Items:
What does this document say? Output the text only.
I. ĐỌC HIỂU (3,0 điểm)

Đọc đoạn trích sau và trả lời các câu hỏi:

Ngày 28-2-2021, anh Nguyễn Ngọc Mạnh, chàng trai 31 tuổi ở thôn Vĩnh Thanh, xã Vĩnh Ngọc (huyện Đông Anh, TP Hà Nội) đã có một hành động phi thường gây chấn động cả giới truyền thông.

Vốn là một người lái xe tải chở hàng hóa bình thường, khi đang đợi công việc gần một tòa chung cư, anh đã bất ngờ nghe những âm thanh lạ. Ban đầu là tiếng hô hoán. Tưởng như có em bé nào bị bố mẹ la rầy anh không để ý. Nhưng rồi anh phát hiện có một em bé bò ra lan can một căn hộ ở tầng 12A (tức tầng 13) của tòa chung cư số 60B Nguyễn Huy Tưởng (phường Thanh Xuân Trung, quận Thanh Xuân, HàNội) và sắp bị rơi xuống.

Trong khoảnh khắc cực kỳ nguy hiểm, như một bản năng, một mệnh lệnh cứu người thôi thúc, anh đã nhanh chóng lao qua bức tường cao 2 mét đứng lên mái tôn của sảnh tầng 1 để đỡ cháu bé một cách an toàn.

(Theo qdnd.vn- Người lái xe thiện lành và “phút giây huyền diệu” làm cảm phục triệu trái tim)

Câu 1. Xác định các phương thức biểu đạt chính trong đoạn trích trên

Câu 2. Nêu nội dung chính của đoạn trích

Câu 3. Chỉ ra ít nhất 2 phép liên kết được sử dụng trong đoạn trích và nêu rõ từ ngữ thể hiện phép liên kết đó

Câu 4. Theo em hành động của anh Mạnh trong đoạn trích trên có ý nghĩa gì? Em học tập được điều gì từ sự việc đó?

What you need to do:
All of the material must be reproduced exactly.

Solution for this task:
What does this document say? Output the text only.
I. ĐỌC HIỂU (3,0 điểm)

Đọc đoạn trích sau và trả lời các câu hỏi:

Ngày 28-2-2021, anh Nguyễn Ngọc Mạnh, chàng trai 31 tuổi ở thôn Vĩnh Thanh, xã Vĩnh Ngọc (huyện Đông Anh, TP Hà Nội) đã có một hành động phi thường gây chấn động cả giới truyền thông.

Vốn là một người lái xe tải chở hàng hóa bình thường, khi đang đợi công việc gần một tòa chung cư, anh đã bất ngờ nghe những âm thanh lạ. Ban đầu là tiếng hô hoán. Tưởng như có em bé nào bị bố mẹ la rầy anh không để ý. Nhưng rồi anh phát hiện có một em bé bò ra lan can một căn hộ ở tầng 12A (tức tầng 13) của tòa chung cư số 60B Nguyễn Huy Tưởng (phường Thanh Xuân Trung, quận Thanh Xuân, HàNội) và sắp bị rơi xuống.

Trong khoảnh khắc cực kỳ nguy hiểm, như một bản năng, một mệnh lệnh cứu người thôi thúc, anh đã nhanh chóng lao qua bức tường cao 2 mét đứng lên mái tôn của sảnh tầng 1 để đỡ cháu bé một cách an toàn.

(Theo qdnd.vn- Người lái xe thiện lành và “phút giây huyền diệu” làm cảm phục triệu trái tim)

Câu 1. Xác định các phương thức biểu đạt chính trong đoạn trích trên

Câu 2. Nêu nội dung chính của đoạn trích

Câu 3. Chỉ ra ít nhất 2 phép liên kết được sử dụng trong đoạn trích và nêu rõ từ ngữ thể hiện phép liên kết đó

Câu 4. Theo em hành động của anh Mạnh trong đoạn trích trên có ý nghĩa gì? Em học tập được điều gì từ sự việc đó?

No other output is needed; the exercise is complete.